## Extract provided
'''

Additive manufacturing for use in orthopaedics – Imperial College London

DateOct 2016 - present

x10 magnification of a titanium alloy printed structure on a scanning electron microscope, with porous hip implant render

Comparison of titanium alloy and stainless steel failure modes in compression

Use of direct image correlation (DIC) to visualise magnitude and direction of strain across specimen

New additive manufacturing techniques allow for ever finer control of complex structures. These structures have novel material properties that can be tuned for specific mechanical performance1.

Orthopaedic implants can benefit from this new manufacturing design space. Current implants use standard CNC or subtractive methods which use cast or extruded bulk metal. This can be many times stiffer than the bone it will be replacing. By using porous lattices in implant design, the stiffness of components can be controlled and matched to the surrounding tissue, as well as improve bone ingrowth2.

Powder bed-fusion methods have been used with titanium alloy Ti6Al4V and stainless steel SS316L to investigate the mechanical properties of porous lattice structures and their potential for use in stiffness-matched implants. Computational design methods are used to generate structures which take into account the newer manufacturing constraints imposed by the technology. These then undergo mechanical testing. Direct image correlation (DIC) techniques are also employed for precise strain measurement.

'''

## Entries shown
'''

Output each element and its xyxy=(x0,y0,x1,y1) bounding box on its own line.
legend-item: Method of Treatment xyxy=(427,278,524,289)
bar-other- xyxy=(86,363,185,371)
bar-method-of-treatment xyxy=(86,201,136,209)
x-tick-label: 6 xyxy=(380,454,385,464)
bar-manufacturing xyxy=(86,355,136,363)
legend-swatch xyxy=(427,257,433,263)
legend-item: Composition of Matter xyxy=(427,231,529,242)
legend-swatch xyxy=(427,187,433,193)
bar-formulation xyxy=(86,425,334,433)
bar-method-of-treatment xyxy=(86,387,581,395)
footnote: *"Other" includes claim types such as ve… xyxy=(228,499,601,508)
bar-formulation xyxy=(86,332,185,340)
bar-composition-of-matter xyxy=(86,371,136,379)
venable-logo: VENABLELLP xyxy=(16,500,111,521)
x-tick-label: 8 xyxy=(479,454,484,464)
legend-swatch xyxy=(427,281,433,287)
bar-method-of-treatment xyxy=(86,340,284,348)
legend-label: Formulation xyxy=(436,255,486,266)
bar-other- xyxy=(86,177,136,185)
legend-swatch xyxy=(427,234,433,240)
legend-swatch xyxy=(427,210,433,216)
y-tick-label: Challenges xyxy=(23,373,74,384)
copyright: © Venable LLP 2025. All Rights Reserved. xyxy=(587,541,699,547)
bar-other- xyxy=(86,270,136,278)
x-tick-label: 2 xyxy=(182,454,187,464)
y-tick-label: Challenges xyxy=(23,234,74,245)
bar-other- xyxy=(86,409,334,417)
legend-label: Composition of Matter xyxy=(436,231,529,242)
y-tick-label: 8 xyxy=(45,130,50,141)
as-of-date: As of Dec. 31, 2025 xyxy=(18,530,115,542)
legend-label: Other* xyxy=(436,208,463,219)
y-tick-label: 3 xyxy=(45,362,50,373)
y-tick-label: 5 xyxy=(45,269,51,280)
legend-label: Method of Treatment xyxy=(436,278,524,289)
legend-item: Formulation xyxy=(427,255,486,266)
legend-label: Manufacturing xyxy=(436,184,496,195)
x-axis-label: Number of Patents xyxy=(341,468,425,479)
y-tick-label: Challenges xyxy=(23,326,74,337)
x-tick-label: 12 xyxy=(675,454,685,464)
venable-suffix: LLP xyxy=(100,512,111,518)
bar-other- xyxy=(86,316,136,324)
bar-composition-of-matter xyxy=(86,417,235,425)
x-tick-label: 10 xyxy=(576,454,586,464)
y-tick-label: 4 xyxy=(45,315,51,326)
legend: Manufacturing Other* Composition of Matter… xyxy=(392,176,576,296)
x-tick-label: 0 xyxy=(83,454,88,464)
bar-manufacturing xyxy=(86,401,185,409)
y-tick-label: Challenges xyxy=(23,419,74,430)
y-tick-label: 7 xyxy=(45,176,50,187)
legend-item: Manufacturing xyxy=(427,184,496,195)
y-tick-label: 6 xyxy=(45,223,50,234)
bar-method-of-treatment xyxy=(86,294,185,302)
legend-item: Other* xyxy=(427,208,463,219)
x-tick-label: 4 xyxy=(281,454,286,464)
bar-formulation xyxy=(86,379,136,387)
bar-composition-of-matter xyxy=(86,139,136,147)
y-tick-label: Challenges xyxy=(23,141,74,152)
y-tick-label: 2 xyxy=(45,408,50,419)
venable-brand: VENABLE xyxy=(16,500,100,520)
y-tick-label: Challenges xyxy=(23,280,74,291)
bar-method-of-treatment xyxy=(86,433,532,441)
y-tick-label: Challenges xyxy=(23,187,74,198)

'''

## Work required
Can you reproduce, word for word, the complete text on additive manufacturing for orthopaedic implants? The items come from a different source than the text.

## Result of this exercise
Additive manufacturing for use in orthopaedics – Imperial College London

DateOct 2016 - present

x10 magnification of a titanium alloy printed structure on a scanning electron microscope, with porous hip implant render

Comparison of titanium alloy and stainless steel failure modes in compression

Use of direct image correlation (DIC) to visualise magnitude and direction of strain across specimen

New additive manufacturing techniques allow for ever finer control of complex structures. These structures have novel material properties that can be tuned for specific mechanical performance1.

Orthopaedic implants can benefit from this new manufacturing design space. Current implants use standard CNC or subtractive methods which use cast or extruded bulk metal. This can be many times stiffer than the bone it will be replacing. By using porous lattices in implant design, the stiffness of components can be controlled and matched to the surrounding tissue, as well as improve bone ingrowth2.

Powder bed-fusion methods have been used with titanium alloy Ti6Al4V and stainless steel SS316L to investigate the mechanical properties of porous lattice structures and their potential for use in stiffness-matched implants. Computational design methods are used to generate structures which take into account the newer manufacturing constraints imposed by the technology. These then undergo mechanical testing. Direct image correlation (DIC) techniques are also employed for precise strain measurement.